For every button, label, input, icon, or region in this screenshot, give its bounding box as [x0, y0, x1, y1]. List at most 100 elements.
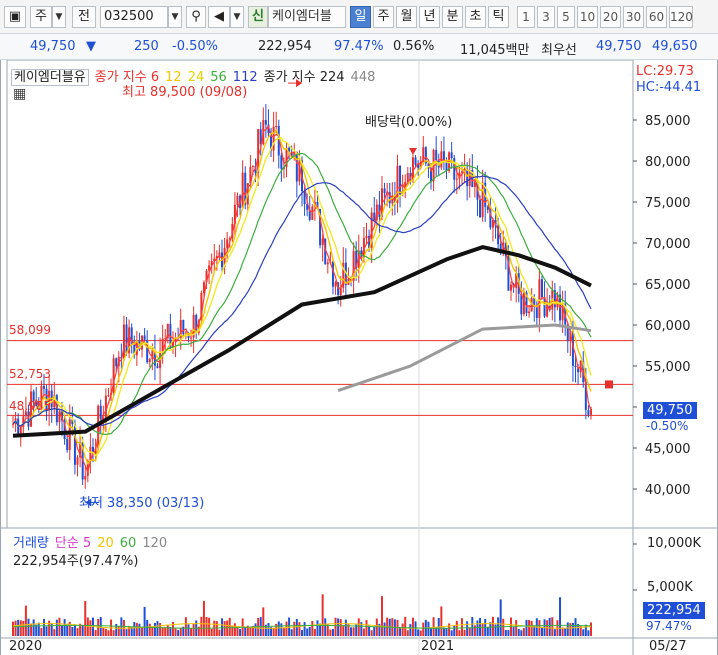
volume-bar	[489, 622, 492, 636]
period-tab-3[interactable]: 년	[419, 6, 440, 28]
volume-bar	[458, 630, 461, 636]
interval-tab-5[interactable]: 5	[557, 6, 575, 28]
volume-bar	[551, 617, 554, 636]
volume-bar	[491, 616, 494, 636]
volume-bar	[417, 629, 420, 636]
grid-toggle-icon[interactable]: ▦	[13, 86, 26, 102]
interval-tab-20[interactable]: 20	[600, 6, 621, 28]
stock-name-field[interactable]: 케이엠더블	[268, 6, 346, 28]
volume-ma20[interactable]: 20	[97, 536, 114, 551]
volume-bar	[37, 622, 40, 636]
volume-bar	[515, 620, 518, 636]
volume-bar	[164, 627, 167, 636]
candle-body	[241, 172, 244, 209]
candle-body	[143, 335, 146, 341]
market-select[interactable]: 전	[72, 6, 96, 28]
candle-body	[450, 152, 453, 159]
volume-bar	[76, 628, 79, 636]
volume-ma-label[interactable]: 단순 5	[55, 536, 91, 551]
volume-bar	[277, 621, 280, 636]
volume-bar	[561, 627, 564, 636]
volume-bar	[205, 616, 208, 636]
code-dropdown-icon[interactable]: ▼	[168, 6, 182, 28]
volume-bar	[440, 606, 443, 636]
volume-bar	[135, 622, 138, 636]
candle-body	[455, 178, 458, 180]
y-tick-label: 65,000	[645, 278, 691, 293]
volume-bar	[66, 624, 69, 636]
volume-bar	[174, 628, 177, 636]
volume-bar	[104, 628, 107, 636]
type-select[interactable]: 주	[30, 6, 52, 28]
volume-bar	[430, 627, 433, 636]
volume-legend-label[interactable]: 거래량	[13, 536, 49, 551]
volume-ratio: 97.47%	[334, 39, 384, 54]
volume-bar	[450, 630, 453, 636]
volume-bar	[582, 629, 585, 636]
period-tab-2[interactable]: 월	[396, 6, 417, 28]
lc-label: LC:29.73	[636, 64, 694, 79]
candle-body	[373, 212, 376, 221]
volume-bar	[463, 629, 466, 636]
interval-tab-120[interactable]: 120	[669, 6, 693, 28]
volume-bar	[200, 616, 203, 636]
interval-tab-10[interactable]: 10	[577, 6, 598, 28]
volume-bar	[399, 627, 402, 636]
legend-ma2-label[interactable]: 종가 지수 224	[264, 70, 345, 85]
interval-tab-3[interactable]: 3	[537, 6, 555, 28]
price-change: 250	[134, 39, 159, 54]
period-tab-1[interactable]: 주	[373, 6, 394, 28]
chart-panel[interactable]: 40,00045,00050,00055,00060,00065,00070,0…	[0, 60, 718, 655]
candle-body	[66, 439, 69, 451]
legend-ma448[interactable]: 448	[351, 70, 376, 85]
speaker-dropdown-icon[interactable]: ▼	[230, 6, 244, 28]
volume-bar	[350, 627, 353, 636]
volume-bar	[311, 620, 314, 636]
volume-axis-top: 10,000K	[647, 536, 702, 551]
volume-bar	[453, 625, 456, 636]
type-dropdown-icon[interactable]: ▼	[52, 6, 66, 28]
volume-bar	[528, 620, 531, 636]
volume-bar	[460, 618, 463, 636]
volume-bar	[138, 623, 141, 636]
candle-body	[466, 168, 469, 187]
ma448-line	[337, 323, 592, 393]
candle-body	[236, 195, 239, 205]
stock-code-input[interactable]: 032500	[100, 6, 168, 28]
candle-body	[125, 324, 128, 354]
volume-ma60[interactable]: 60	[120, 536, 137, 551]
period-tab-5[interactable]: 초	[465, 6, 486, 28]
volume-ma120[interactable]: 120	[142, 536, 167, 551]
y-tick-label: 45,000	[645, 442, 691, 457]
volume-bar	[344, 619, 347, 636]
volume-bar	[571, 622, 574, 636]
volume-bar	[166, 625, 169, 636]
period-tab-4[interactable]: 분	[442, 6, 463, 28]
volume-bar	[272, 628, 275, 636]
interval-tab-1[interactable]: 1	[517, 6, 535, 28]
candle-body	[365, 235, 368, 239]
volume-bar	[249, 627, 252, 636]
x-label-2021: 2021	[421, 639, 455, 654]
dividend-arrow-icon	[409, 148, 417, 155]
candle-body	[479, 199, 482, 218]
speaker-icon[interactable]: ◀	[208, 6, 230, 28]
search-icon[interactable]: ⚲	[186, 6, 206, 28]
ma224-line	[12, 245, 592, 438]
chart-menu-icon[interactable]: ▣	[4, 6, 26, 28]
volume-bar	[94, 630, 97, 636]
interval-tab-60[interactable]: 60	[646, 6, 667, 28]
current-marker	[605, 380, 613, 389]
period-tab-6[interactable]: 틱	[488, 6, 509, 28]
interval-tab-30[interactable]: 30	[623, 6, 644, 28]
y-tick-label: 80,000	[645, 155, 691, 170]
legend-stock-name[interactable]: 케이엠더블유	[11, 69, 89, 86]
volume-bar	[445, 628, 448, 636]
low-annotation: 최저 38,350 (03/13)	[79, 496, 205, 511]
period-tab-0[interactable]: 일	[350, 6, 371, 28]
volume-bar	[61, 624, 64, 636]
volume-bar	[236, 627, 239, 636]
volume-bar	[228, 617, 231, 636]
volume-bar	[331, 629, 334, 636]
volume-pct-tag: 97.47%	[646, 619, 692, 633]
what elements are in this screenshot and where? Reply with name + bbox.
=-=-=
◆ What you have to do:
Please copy every line of the records above word for word, leaving out the pictures.

◆ Solution to this exercise:
For every button, label, input, icon, or region in this screenshot, give its bounding box as [x0, y0, x1, y1]. List at most 100 elements.
volume-bar	[489, 622, 492, 636]
period-tab-3[interactable]: 년	[419, 6, 440, 28]
volume-bar	[458, 630, 461, 636]
interval-tab-5[interactable]: 5	[557, 6, 575, 28]
volume-bar	[551, 617, 554, 636]
volume-bar	[491, 616, 494, 636]
volume-bar	[417, 629, 420, 636]
grid-toggle-icon[interactable]: ▦	[13, 86, 26, 102]
interval-tab-20[interactable]: 20	[600, 6, 621, 28]
stock-name-field[interactable]: 케이엠더블	[268, 6, 346, 28]
volume-ma20[interactable]: 20	[97, 536, 114, 551]
volume-bar	[37, 622, 40, 636]
volume-bar	[515, 620, 518, 636]
volume-bar	[164, 627, 167, 636]
candle-body	[241, 172, 244, 209]
candle-body	[143, 335, 146, 341]
market-select[interactable]: 전	[72, 6, 96, 28]
candle-body	[450, 152, 453, 159]
volume-bar	[76, 628, 79, 636]
volume-ma-label[interactable]: 단순 5	[55, 536, 91, 551]
volume-bar	[277, 621, 280, 636]
volume-bar	[561, 627, 564, 636]
volume-bar	[205, 616, 208, 636]
code-dropdown-icon[interactable]: ▼	[168, 6, 182, 28]
volume-bar	[440, 606, 443, 636]
volume-bar	[135, 622, 138, 636]
candle-body	[455, 178, 458, 180]
y-tick-label: 65,000	[645, 278, 691, 293]
volume-bar	[66, 624, 69, 636]
volume-bar	[174, 628, 177, 636]
volume-bar	[104, 628, 107, 636]
type-select[interactable]: 주	[30, 6, 52, 28]
volume-bar	[430, 627, 433, 636]
volume-legend-label[interactable]: 거래량	[13, 536, 49, 551]
volume-ratio: 97.47%	[334, 39, 384, 54]
volume-bar	[450, 630, 453, 636]
volume-bar	[582, 629, 585, 636]
period-tab-2[interactable]: 월	[396, 6, 417, 28]
lc-label: LC:29.73	[636, 64, 694, 79]
candle-body	[373, 212, 376, 221]
volume-bar	[463, 629, 466, 636]
interval-tab-120[interactable]: 120	[669, 6, 693, 28]
volume-bar	[200, 616, 203, 636]
interval-tab-10[interactable]: 10	[577, 6, 598, 28]
volume-bar	[399, 627, 402, 636]
legend-ma2-label[interactable]: 종가 지수 224	[264, 70, 345, 85]
interval-tab-3[interactable]: 3	[537, 6, 555, 28]
price-change: 250	[134, 39, 159, 54]
period-tab-1[interactable]: 주	[373, 6, 394, 28]
chart-panel[interactable]: 40,00045,00050,00055,00060,00065,00070,0…	[0, 60, 718, 655]
candle-body	[66, 439, 69, 451]
legend-ma448[interactable]: 448	[351, 70, 376, 85]
speaker-dropdown-icon[interactable]: ▼	[230, 6, 244, 28]
volume-bar	[350, 627, 353, 636]
volume-bar	[311, 620, 314, 636]
volume-axis-top: 10,000K	[647, 536, 702, 551]
volume-bar	[453, 625, 456, 636]
type-dropdown-icon[interactable]: ▼	[52, 6, 66, 28]
volume-bar	[528, 620, 531, 636]
volume-bar	[460, 618, 463, 636]
volume-bar	[138, 623, 141, 636]
candle-body	[466, 168, 469, 187]
ma448-line	[337, 323, 592, 393]
candle-body	[236, 195, 239, 205]
stock-code-input[interactable]: 032500	[100, 6, 168, 28]
candle-body	[125, 324, 128, 354]
volume-ma60[interactable]: 60	[120, 536, 137, 551]
period-tab-5[interactable]: 초	[465, 6, 486, 28]
volume-ma120[interactable]: 120	[142, 536, 167, 551]
y-tick-label: 45,000	[645, 442, 691, 457]
volume-bar	[344, 619, 347, 636]
volume-bar	[571, 622, 574, 636]
volume-bar	[166, 625, 169, 636]
period-tab-4[interactable]: 분	[442, 6, 463, 28]
volume-bar	[272, 628, 275, 636]
interval-tab-1[interactable]: 1	[517, 6, 535, 28]
candle-body	[365, 235, 368, 239]
volume-bar	[249, 627, 252, 636]
x-label-2021: 2021	[421, 639, 455, 654]
dividend-arrow-icon	[409, 148, 417, 155]
candle-body	[479, 199, 482, 218]
speaker-icon[interactable]: ◀	[208, 6, 230, 28]
search-icon[interactable]: ⚲	[186, 6, 206, 28]
ma224-line	[12, 245, 592, 438]
chart-menu-icon[interactable]: ▣	[4, 6, 26, 28]
volume-bar	[94, 630, 97, 636]
interval-tab-60[interactable]: 60	[646, 6, 667, 28]
current-marker	[605, 380, 613, 389]
period-tab-6[interactable]: 틱	[488, 6, 509, 28]
interval-tab-30[interactable]: 30	[623, 6, 644, 28]
y-tick-label: 80,000	[645, 155, 691, 170]
legend-stock-name[interactable]: 케이엠더블유	[11, 69, 89, 86]
volume-bar	[445, 628, 448, 636]
low-annotation: 최저 38,350 (03/13)	[79, 496, 205, 511]
period-tab-0[interactable]: 일	[350, 6, 371, 28]
volume-bar	[61, 624, 64, 636]
volume-bar	[236, 627, 239, 636]
volume-bar	[228, 617, 231, 636]
volume-bar	[331, 629, 334, 636]
volume-pct-tag: 97.47%	[646, 619, 692, 633]
what elements are in this screenshot and where? Reply with name + bbox.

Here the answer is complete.